EXERCISE INSTRUCTIONS: Give only the number of lines that hold the word "游戏性能优化".

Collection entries
⟨

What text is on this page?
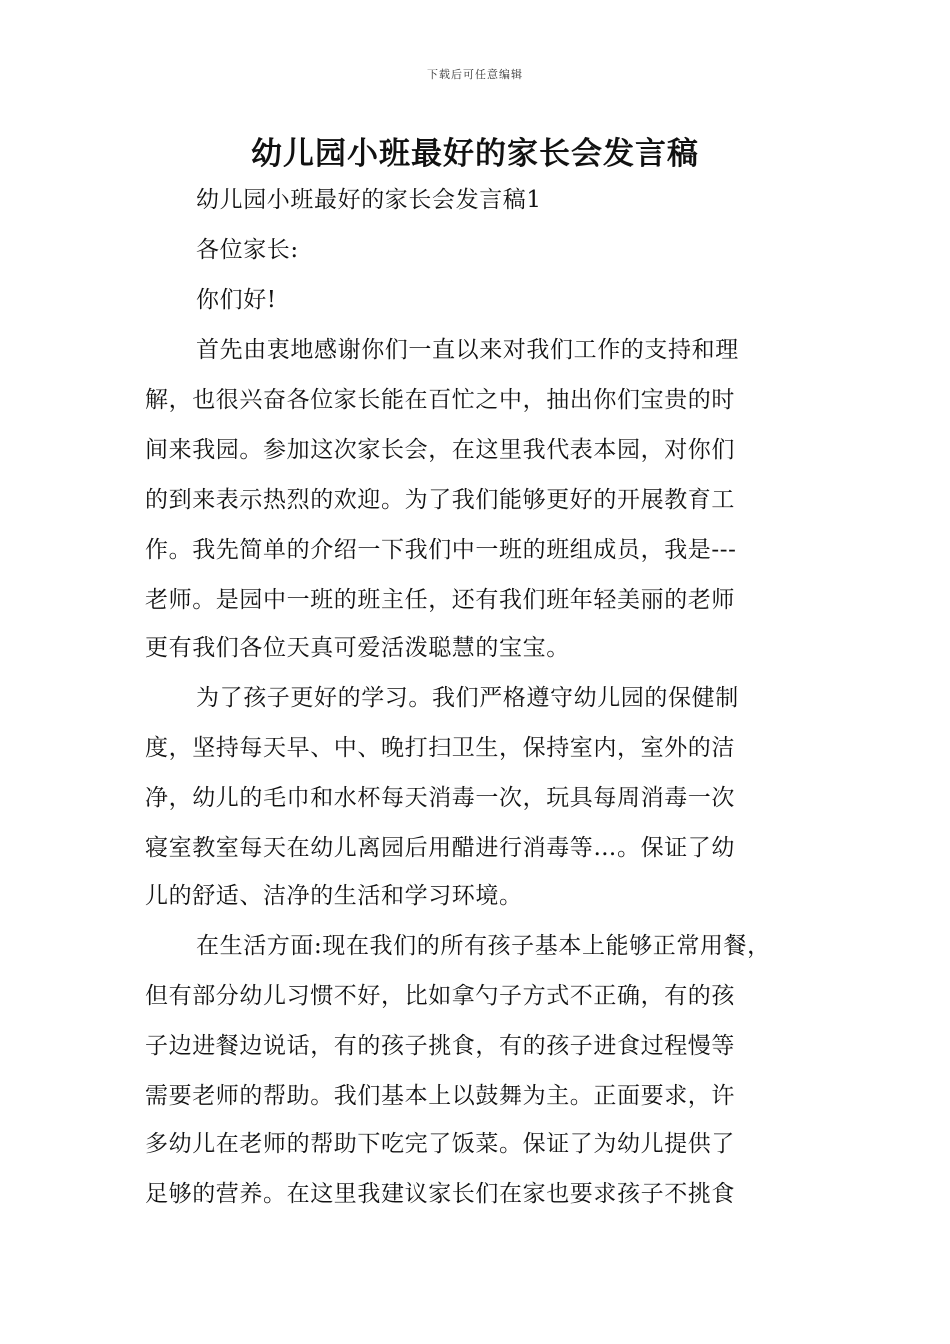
下载后可任意编辑
幼儿园小班最好的家长会发言稿
幼儿园小班最好的家长会发言稿1
各位家长:
你们好!
首先由衷地感谢你们一直以来对我们工作的支持和理
解，也很兴奋各位家长能在百忙之中，抽出你们宝贵的时
间来我园。参加这次家长会，在这里我代表本园，对你们
的到来表示热烈的欢迎。为了我们能够更好的开展教育工
作。我先简单的介绍一下我们中一班的班组成员，我是---
老师。是园中一班的班主任，还有我们班年轻美丽的老师
更有我们各位天真可爱活泼聪慧的宝宝。
为了孩子更好的学习。我们严格遵守幼儿园的保健制
度，坚持每天早、中、晚打扫卫生，保持室内，室外的洁
净，幼儿的毛巾和水杯每天消毒一次，玩具每周消毒一次
寝室教室每天在幼儿离园后用醋进行消毒等…。保证了幼
儿的舒适、洁净的生活和学习环境。
在生活方面:现在我们的所有孩子基本上能够正常用餐，
但有部分幼儿习惯不好，比如拿勺子方式不正确，有的孩
子边进餐边说话，有的孩子挑食，有的孩子进食过程慢等
需要老师的帮助。我们基本上以鼓舞为主。正面要求，许
多幼儿在老师的帮助下吃完了饭菜。保证了为幼儿提供了
足够的营养。在这里我建议家长们在家也要求孩子不挑食
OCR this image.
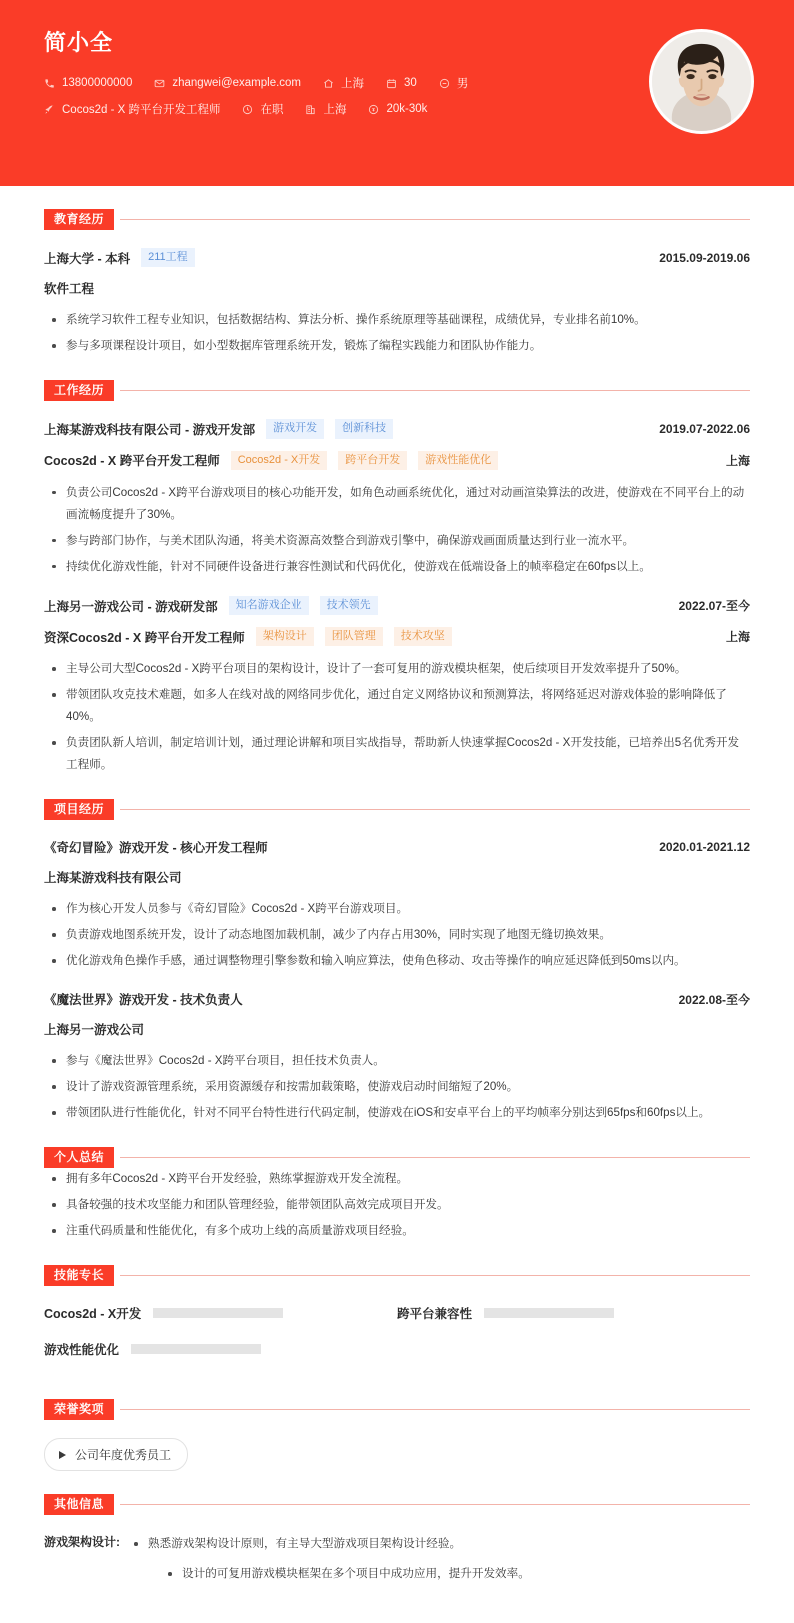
简小全
13800000000	zhangwei@example.com	上海	30	男
Cocos2d - X 跨平台开发工程师	在职	上海	20k-30k
教育经历
上海大学 - 本科	211工程	2015.09-2019.06
软件工程
系统学习软件工程专业知识，包括数据结构、算法分析、操作系统原理等基础课程，成绩优异，专业排名前10%。
参与多项课程设计项目，如小型数据库管理系统开发，锻炼了编程实践能力和团队协作能力。
工作经历
上海某游戏科技有限公司 - 游戏开发部	游戏开发	创新科技	2019.07-2022.06
Cocos2d - X 跨平台开发工程师	Cocos2d - X开发	跨平台开发	游戏性能优化	上海
负责公司Cocos2d - X跨平台游戏项目的核心功能开发，如角色动画系统优化，通过对动画渲染算法的改进，使游戏在不同平台上的动画流畅度提升了30%。
参与跨部门协作，与美术团队沟通，将美术资源高效整合到游戏引擎中，确保游戏画面质量达到行业一流水平。
持续优化游戏性能，针对不同硬件设备进行兼容性测试和代码优化，使游戏在低端设备上的帧率稳定在60fps以上。
上海另一游戏公司 - 游戏研发部	知名游戏企业	技术领先	2022.07-至今
资深Cocos2d - X 跨平台开发工程师	架构设计	团队管理	技术攻坚	上海
主导公司大型Cocos2d - X跨平台项目的架构设计，设计了一套可复用的游戏模块框架，使后续项目开发效率提升了50%。
带领团队攻克技术难题，如多人在线对战的网络同步优化，通过自定义网络协议和预测算法，将网络延迟对游戏体验的影响降低了40%。
负责团队新人培训，制定培训计划，通过理论讲解和项目实战指导，帮助新人快速掌握Cocos2d - X开发技能，已培养出5名优秀开发工程师。
项目经历
《奇幻冒险》游戏开发 - 核心开发工程师	2020.01-2021.12
上海某游戏科技有限公司
作为核心开发人员参与《奇幻冒险》Cocos2d - X跨平台游戏项目。
负责游戏地图系统开发，设计了动态地图加载机制，减少了内存占用30%，同时实现了地图无缝切换效果。
优化游戏角色操作手感，通过调整物理引擎参数和输入响应算法，使角色移动、攻击等操作的响应延迟降低到50ms以内。
《魔法世界》游戏开发 - 技术负责人	2022.08-至今
上海另一游戏公司
参与《魔法世界》Cocos2d - X跨平台项目，担任技术负责人。
设计了游戏资源管理系统，采用资源缓存和按需加载策略，使游戏启动时间缩短了20%。
带领团队进行性能优化，针对不同平台特性进行代码定制，使游戏在iOS和安卓平台上的平均帧率分别达到65fps和60fps以上。
个人总结
拥有多年Cocos2d - X跨平台开发经验，熟练掌握游戏开发全流程。
具备较强的技术攻坚能力和团队管理经验，能带领团队高效完成项目开发。
注重代码质量和性能优化，有多个成功上线的高质量游戏项目经验。
技能专长
Cocos2d - X开发	跨平台兼容性
游戏性能优化
荣誉奖项
公司年度优秀员工
其他信息
游戏架构设计:	熟悉游戏架构设计原则，有主导大型游戏项目架构设计经验。
设计的可复用游戏模块框架在多个项目中成功应用，提升开发效率。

⟩

RESULT FOR THIS TASK: 2